Written request
Without the pictures, set down every line of the data exactly.
::::::::::
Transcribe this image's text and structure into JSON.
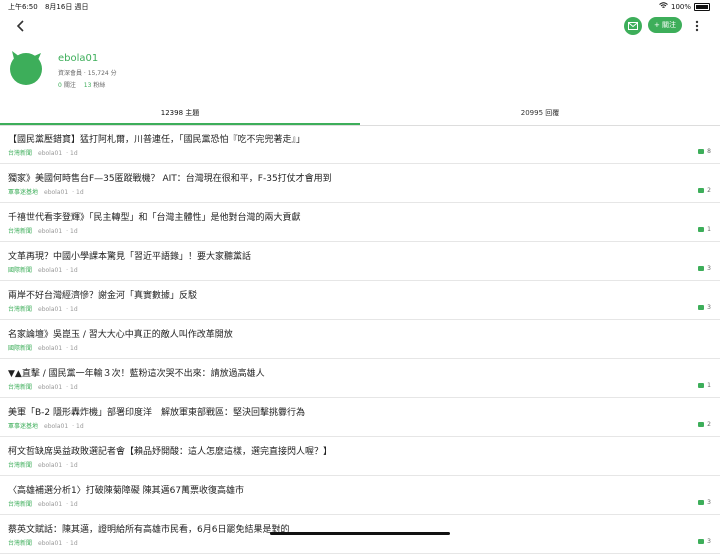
{
  "status_bar": {
    "time": "上午6:50",
    "date": "8月16日 週日",
    "battery": "100%"
  },
  "nav": {
    "back_icon": "chevron-left-icon",
    "mail_icon": "mail-icon",
    "follow_label": "+ 關注",
    "more_icon": "more-vert-icon"
  },
  "profile": {
    "username": "ebola01",
    "level": "資深會員 · 15,724 分",
    "following_count": "0",
    "following_label": "關注",
    "followers_count": "13",
    "followers_label": "粉絲"
  },
  "tabs": [
    {
      "label": "12398 主題"
    },
    {
      "label": "20995 回覆"
    }
  ],
  "posts": [
    {
      "title": "【國民黨壓錯寶】猛打阿札爾，川普連任，「國民黨恐怕『吃不完兜著走』」",
      "forum": "台灣新聞",
      "author": "ebola01",
      "time": "1d",
      "replies": "8"
    },
    {
      "title": "獨家》美國何時售台F—35匿蹤戰機？ AIT：台灣現在很和平，F-35打仗才會用到",
      "forum": "軍事迷基地",
      "author": "ebola01",
      "time": "1d",
      "replies": "2"
    },
    {
      "title": "千禧世代看李登輝》「民主轉型」和「台灣主體性」是他對台灣的兩大貢獻",
      "forum": "台灣新聞",
      "author": "ebola01",
      "time": "1d",
      "replies": "1"
    },
    {
      "title": "文革再現？中國小學課本驚見「習近平語錄」！要大家聽黨話",
      "forum": "國際新聞",
      "author": "ebola01",
      "time": "1d",
      "replies": "3"
    },
    {
      "title": "兩岸不好台灣經濟慘？謝金河「真實數據」反駁",
      "forum": "台灣新聞",
      "author": "ebola01",
      "time": "1d",
      "replies": "3"
    },
    {
      "title": "名家論壇》吳崑玉 / 習大大心中真正的敵人叫作改革開放",
      "forum": "國際新聞",
      "author": "ebola01",
      "time": "1d",
      "replies": ""
    },
    {
      "title": "▼▲直擊 / 國民黨一年輸３次！藍粉這次哭不出來：請放過高雄人",
      "forum": "台灣新聞",
      "author": "ebola01",
      "time": "1d",
      "replies": "1"
    },
    {
      "title": "美軍「B-2 隱形轟炸機」部署印度洋　解放軍東部戰區：堅決回擊挑釁行為",
      "forum": "軍事迷基地",
      "author": "ebola01",
      "time": "1d",
      "replies": "2"
    },
    {
      "title": "柯文哲缺席吳益政敗選記者會【賴品妤開酸：這人怎麼這樣，選完直接閃人喔？】",
      "forum": "台灣新聞",
      "author": "ebola01",
      "time": "1d",
      "replies": ""
    },
    {
      "title": "〈高雄補選分析1〉打破陳菊障礙 陳其邁67萬票收復高雄市",
      "forum": "台灣新聞",
      "author": "ebola01",
      "time": "1d",
      "replies": "3"
    },
    {
      "title": "蔡英文賦話：陳其邁，證明給所有高雄市民看，6月6日罷免結果是對的",
      "forum": "台灣新聞",
      "author": "ebola01",
      "time": "1d",
      "replies": "3"
    }
  ],
  "colors": {
    "accent": "#3dae5a",
    "divider": "#e6e6e6"
  }
}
::::::::::
Result
Transcribe this image's text and structure into JSON.
{
  "status_bar": {
    "time": "上午6:50",
    "date": "8月16日 週日",
    "battery": "100%"
  },
  "nav": {
    "back_icon": "chevron-left-icon",
    "mail_icon": "mail-icon",
    "follow_label": "+ 關注",
    "more_icon": "more-vert-icon"
  },
  "profile": {
    "username": "ebola01",
    "level": "資深會員 · 15,724 分",
    "following_count": "0",
    "following_label": "關注",
    "followers_count": "13",
    "followers_label": "粉絲"
  },
  "tabs": [
    {
      "label": "12398 主題"
    },
    {
      "label": "20995 回覆"
    }
  ],
  "posts": [
    {
      "title": "【國民黨壓錯寶】猛打阿札爾，川普連任，「國民黨恐怕『吃不完兜著走』」",
      "forum": "台灣新聞",
      "author": "ebola01",
      "time": "1d",
      "replies": "8"
    },
    {
      "title": "獨家》美國何時售台F—35匿蹤戰機？ AIT：台灣現在很和平，F-35打仗才會用到",
      "forum": "軍事迷基地",
      "author": "ebola01",
      "time": "1d",
      "replies": "2"
    },
    {
      "title": "千禧世代看李登輝》「民主轉型」和「台灣主體性」是他對台灣的兩大貢獻",
      "forum": "台灣新聞",
      "author": "ebola01",
      "time": "1d",
      "replies": "1"
    },
    {
      "title": "文革再現？中國小學課本驚見「習近平語錄」！要大家聽黨話",
      "forum": "國際新聞",
      "author": "ebola01",
      "time": "1d",
      "replies": "3"
    },
    {
      "title": "兩岸不好台灣經濟慘？謝金河「真實數據」反駁",
      "forum": "台灣新聞",
      "author": "ebola01",
      "time": "1d",
      "replies": "3"
    },
    {
      "title": "名家論壇》吳崑玉 / 習大大心中真正的敵人叫作改革開放",
      "forum": "國際新聞",
      "author": "ebola01",
      "time": "1d",
      "replies": ""
    },
    {
      "title": "▼▲直擊 / 國民黨一年輸３次！藍粉這次哭不出來：請放過高雄人",
      "forum": "台灣新聞",
      "author": "ebola01",
      "time": "1d",
      "replies": "1"
    },
    {
      "title": "美軍「B-2 隱形轟炸機」部署印度洋　解放軍東部戰區：堅決回擊挑釁行為",
      "forum": "軍事迷基地",
      "author": "ebola01",
      "time": "1d",
      "replies": "2"
    },
    {
      "title": "柯文哲缺席吳益政敗選記者會【賴品妤開酸：這人怎麼這樣，選完直接閃人喔？】",
      "forum": "台灣新聞",
      "author": "ebola01",
      "time": "1d",
      "replies": ""
    },
    {
      "title": "〈高雄補選分析1〉打破陳菊障礙 陳其邁67萬票收復高雄市",
      "forum": "台灣新聞",
      "author": "ebola01",
      "time": "1d",
      "replies": "3"
    },
    {
      "title": "蔡英文賦話：陳其邁，證明給所有高雄市民看，6月6日罷免結果是對的",
      "forum": "台灣新聞",
      "author": "ebola01",
      "time": "1d",
      "replies": "3"
    }
  ],
  "colors": {
    "accent": "#3dae5a",
    "divider": "#e6e6e6"
  }
}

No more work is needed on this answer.